═══ MATERIAL PROVIDED

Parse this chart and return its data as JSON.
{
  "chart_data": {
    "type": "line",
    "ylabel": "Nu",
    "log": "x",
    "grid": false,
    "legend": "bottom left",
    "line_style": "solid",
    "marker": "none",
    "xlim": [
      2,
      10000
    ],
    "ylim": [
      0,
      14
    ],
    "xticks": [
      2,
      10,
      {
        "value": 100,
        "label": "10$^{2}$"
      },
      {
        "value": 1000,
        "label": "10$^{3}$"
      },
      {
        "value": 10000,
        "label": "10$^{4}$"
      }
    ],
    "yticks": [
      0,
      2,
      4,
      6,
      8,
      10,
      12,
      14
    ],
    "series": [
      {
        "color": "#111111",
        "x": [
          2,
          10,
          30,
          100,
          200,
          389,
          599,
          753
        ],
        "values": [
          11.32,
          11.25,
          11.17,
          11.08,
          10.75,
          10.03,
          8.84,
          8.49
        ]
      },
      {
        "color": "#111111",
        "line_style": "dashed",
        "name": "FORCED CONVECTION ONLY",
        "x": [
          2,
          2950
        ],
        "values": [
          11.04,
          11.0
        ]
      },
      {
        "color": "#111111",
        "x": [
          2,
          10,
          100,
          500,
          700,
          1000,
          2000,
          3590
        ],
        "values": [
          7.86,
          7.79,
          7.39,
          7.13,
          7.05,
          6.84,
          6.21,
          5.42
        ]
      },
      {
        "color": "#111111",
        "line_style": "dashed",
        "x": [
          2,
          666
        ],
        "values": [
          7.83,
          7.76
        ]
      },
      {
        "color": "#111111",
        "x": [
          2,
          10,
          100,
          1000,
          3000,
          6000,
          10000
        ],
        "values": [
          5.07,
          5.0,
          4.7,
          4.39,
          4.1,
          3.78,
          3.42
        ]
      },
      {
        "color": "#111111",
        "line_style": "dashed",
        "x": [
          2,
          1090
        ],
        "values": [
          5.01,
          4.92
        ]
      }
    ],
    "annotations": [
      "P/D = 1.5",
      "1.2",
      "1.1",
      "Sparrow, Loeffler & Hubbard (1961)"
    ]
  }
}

══════

**GIVEN PROBLEM**
Your task is to repeat every line exactly.

**SOLVED EXERCISE**
Parse this chart and return its data as JSON.
{
  "chart_data": {
    "type": "line",
    "ylabel": "Nu",
    "log": "x",
    "grid": false,
    "legend": "bottom left",
    "line_style": "solid",
    "marker": "none",
    "xlim": [
      2,
      10000
    ],
    "ylim": [
      0,
      14
    ],
    "xticks": [
      2,
      10,
      {
        "value": 100,
        "label": "10$^{2}$"
      },
      {
        "value": 1000,
        "label": "10$^{3}$"
      },
      {
        "value": 10000,
        "label": "10$^{4}$"
      }
    ],
    "yticks": [
      0,
      2,
      4,
      6,
      8,
      10,
      12,
      14
    ],
    "series": [
      {
        "color": "#111111",
        "x": [
          2,
          10,
          30,
          100,
          200,
          389,
          599,
          753
        ],
        "values": [
          11.32,
          11.25,
          11.17,
          11.08,
          10.75,
          10.03,
          8.84,
          8.49
        ]
      },
      {
        "color": "#111111",
        "line_style": "dashed",
        "name": "FORCED CONVECTION ONLY",
        "x": [
          2,
          2950
        ],
        "values": [
          11.04,
          11.0
        ]
      },
      {
        "color": "#111111",
        "x": [
          2,
          10,
          100,
          500,
          700,
          1000,
          2000,
          3590
        ],
        "values": [
          7.86,
          7.79,
          7.39,
          7.13,
          7.05,
          6.84,
          6.21,
          5.42
        ]
      },
      {
        "color": "#111111",
        "line_style": "dashed",
        "x": [
          2,
          666
        ],
        "values": [
          7.83,
          7.76
        ]
      },
      {
        "color": "#111111",
        "x": [
          2,
          10,
          100,
          1000,
          3000,
          6000,
          10000
        ],
        "values": [
          5.07,
          5.0,
          4.7,
          4.39,
          4.1,
          3.78,
          3.42
        ]
      },
      {
        "color": "#111111",
        "line_style": "dashed",
        "x": [
          2,
          1090
        ],
        "values": [
          5.01,
          4.92
        ]
      }
    ],
    "annotations": [
      "P/D = 1.5",
      "1.2",
      "1.1",
      "Sparrow, Loeffler & Hubbard (1961)"
    ]
  }
}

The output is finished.